Scan the data beneath this task and copy each line that includes "caption".

◆ **Data for this task**
+++

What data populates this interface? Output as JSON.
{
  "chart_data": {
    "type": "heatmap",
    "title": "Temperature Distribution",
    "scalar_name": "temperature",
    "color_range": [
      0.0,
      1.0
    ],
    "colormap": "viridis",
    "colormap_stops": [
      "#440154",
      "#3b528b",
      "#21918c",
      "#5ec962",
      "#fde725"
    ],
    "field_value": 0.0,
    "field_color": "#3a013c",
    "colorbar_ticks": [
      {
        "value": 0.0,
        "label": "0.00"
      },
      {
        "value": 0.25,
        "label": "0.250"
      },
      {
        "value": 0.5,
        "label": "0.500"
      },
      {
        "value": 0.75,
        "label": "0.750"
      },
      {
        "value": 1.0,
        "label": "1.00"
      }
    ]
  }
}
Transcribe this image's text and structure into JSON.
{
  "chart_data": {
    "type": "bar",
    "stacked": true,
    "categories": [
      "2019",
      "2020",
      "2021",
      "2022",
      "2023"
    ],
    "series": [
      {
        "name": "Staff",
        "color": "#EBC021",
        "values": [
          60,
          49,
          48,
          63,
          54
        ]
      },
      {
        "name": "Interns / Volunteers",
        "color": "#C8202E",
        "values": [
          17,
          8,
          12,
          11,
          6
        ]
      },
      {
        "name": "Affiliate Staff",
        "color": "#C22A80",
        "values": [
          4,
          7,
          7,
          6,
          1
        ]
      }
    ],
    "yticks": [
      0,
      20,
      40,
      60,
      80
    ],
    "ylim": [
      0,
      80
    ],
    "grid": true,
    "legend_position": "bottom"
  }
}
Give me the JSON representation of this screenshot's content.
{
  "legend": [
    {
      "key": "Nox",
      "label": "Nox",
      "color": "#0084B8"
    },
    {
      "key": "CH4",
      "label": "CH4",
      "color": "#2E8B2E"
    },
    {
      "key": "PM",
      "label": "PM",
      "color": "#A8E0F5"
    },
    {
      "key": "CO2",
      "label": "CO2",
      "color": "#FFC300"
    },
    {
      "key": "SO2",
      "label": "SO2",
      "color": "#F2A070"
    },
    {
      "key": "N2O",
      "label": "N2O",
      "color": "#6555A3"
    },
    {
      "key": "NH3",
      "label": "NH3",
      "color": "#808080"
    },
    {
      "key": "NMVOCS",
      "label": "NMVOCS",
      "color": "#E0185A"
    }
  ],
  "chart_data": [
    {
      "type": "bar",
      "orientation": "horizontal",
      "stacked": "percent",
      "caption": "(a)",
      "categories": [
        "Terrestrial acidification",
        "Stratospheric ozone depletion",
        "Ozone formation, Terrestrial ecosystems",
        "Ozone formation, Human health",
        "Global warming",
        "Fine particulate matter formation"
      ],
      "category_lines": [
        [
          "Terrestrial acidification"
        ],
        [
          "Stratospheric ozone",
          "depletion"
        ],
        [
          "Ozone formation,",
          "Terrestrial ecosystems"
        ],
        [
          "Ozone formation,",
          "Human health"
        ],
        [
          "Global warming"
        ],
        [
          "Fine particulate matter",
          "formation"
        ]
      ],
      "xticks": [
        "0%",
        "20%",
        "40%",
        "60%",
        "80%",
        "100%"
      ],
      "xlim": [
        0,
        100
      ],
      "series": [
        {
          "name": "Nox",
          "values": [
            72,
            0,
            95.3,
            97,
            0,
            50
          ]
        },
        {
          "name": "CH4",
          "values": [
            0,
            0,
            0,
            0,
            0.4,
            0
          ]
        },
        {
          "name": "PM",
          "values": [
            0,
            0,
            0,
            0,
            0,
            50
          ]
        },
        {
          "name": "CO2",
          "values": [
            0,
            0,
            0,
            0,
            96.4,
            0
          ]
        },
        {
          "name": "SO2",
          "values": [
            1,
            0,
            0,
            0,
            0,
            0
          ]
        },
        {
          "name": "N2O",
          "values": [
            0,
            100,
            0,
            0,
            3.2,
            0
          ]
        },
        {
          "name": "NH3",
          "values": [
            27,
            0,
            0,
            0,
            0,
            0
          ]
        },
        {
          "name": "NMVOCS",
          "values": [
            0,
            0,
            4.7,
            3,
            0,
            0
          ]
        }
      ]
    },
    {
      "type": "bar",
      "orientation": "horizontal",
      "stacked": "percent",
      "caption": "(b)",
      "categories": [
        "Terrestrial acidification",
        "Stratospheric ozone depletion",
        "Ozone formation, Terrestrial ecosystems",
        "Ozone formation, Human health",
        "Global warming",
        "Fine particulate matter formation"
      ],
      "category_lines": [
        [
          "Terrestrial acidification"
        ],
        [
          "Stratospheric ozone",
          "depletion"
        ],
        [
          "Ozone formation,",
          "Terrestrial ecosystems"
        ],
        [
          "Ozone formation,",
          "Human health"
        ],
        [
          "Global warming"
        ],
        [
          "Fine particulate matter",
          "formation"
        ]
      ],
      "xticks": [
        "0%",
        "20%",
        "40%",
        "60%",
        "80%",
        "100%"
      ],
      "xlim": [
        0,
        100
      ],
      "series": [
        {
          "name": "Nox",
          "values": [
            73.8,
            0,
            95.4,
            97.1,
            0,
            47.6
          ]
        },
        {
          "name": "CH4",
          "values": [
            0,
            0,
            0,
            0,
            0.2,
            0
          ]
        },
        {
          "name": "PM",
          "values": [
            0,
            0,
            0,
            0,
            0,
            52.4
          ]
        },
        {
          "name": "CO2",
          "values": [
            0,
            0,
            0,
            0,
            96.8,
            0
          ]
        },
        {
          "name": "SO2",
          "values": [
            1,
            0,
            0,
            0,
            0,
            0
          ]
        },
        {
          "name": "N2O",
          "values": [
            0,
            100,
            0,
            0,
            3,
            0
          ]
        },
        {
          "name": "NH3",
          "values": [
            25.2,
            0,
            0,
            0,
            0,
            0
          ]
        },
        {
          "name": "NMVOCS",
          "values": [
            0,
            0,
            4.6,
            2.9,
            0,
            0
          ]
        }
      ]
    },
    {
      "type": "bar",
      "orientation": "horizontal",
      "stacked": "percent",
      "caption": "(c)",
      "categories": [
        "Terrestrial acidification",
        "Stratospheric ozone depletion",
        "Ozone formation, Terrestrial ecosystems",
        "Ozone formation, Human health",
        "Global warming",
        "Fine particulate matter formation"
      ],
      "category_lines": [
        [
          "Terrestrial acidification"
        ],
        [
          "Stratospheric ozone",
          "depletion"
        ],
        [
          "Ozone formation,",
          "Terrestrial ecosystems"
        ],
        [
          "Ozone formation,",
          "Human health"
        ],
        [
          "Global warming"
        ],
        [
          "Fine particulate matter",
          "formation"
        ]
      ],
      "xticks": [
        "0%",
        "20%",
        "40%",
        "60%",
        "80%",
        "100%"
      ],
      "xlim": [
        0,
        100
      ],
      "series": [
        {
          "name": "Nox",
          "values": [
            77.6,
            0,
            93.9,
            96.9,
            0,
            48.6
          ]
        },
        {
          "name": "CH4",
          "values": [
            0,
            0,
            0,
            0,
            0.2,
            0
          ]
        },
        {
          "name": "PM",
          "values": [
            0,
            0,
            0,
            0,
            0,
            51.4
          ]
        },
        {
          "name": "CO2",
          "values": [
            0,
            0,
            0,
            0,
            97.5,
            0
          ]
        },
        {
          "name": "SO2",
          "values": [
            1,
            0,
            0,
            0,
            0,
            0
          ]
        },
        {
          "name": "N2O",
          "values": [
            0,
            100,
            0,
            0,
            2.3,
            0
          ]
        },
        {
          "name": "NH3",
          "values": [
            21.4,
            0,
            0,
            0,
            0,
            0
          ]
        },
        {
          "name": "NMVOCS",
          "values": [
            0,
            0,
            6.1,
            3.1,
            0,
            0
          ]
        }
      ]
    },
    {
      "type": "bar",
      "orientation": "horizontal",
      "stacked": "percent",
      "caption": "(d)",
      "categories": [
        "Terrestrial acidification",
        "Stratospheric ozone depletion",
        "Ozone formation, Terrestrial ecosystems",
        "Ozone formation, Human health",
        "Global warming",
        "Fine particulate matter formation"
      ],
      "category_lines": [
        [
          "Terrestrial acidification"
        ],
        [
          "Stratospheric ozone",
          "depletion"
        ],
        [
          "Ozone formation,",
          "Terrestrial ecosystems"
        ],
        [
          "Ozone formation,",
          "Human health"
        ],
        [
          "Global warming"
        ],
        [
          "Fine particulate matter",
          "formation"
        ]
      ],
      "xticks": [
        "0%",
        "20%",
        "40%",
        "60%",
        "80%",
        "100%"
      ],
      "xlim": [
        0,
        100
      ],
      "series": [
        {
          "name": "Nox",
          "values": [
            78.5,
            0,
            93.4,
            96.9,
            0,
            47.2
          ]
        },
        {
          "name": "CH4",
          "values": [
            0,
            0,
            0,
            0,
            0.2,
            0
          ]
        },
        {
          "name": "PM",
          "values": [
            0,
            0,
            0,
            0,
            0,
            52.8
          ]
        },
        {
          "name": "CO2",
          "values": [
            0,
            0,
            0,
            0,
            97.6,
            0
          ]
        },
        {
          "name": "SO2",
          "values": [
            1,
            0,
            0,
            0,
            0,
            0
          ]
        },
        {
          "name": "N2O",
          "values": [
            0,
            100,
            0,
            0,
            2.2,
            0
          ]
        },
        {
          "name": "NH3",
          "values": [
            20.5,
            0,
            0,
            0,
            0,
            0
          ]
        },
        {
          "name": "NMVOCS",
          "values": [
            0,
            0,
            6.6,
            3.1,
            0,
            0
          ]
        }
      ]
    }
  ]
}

+++

◆ **Written reply**
      "caption": "(a)",
      "caption": "(b)",
      "caption": "(c)",
      "caption": "(d)",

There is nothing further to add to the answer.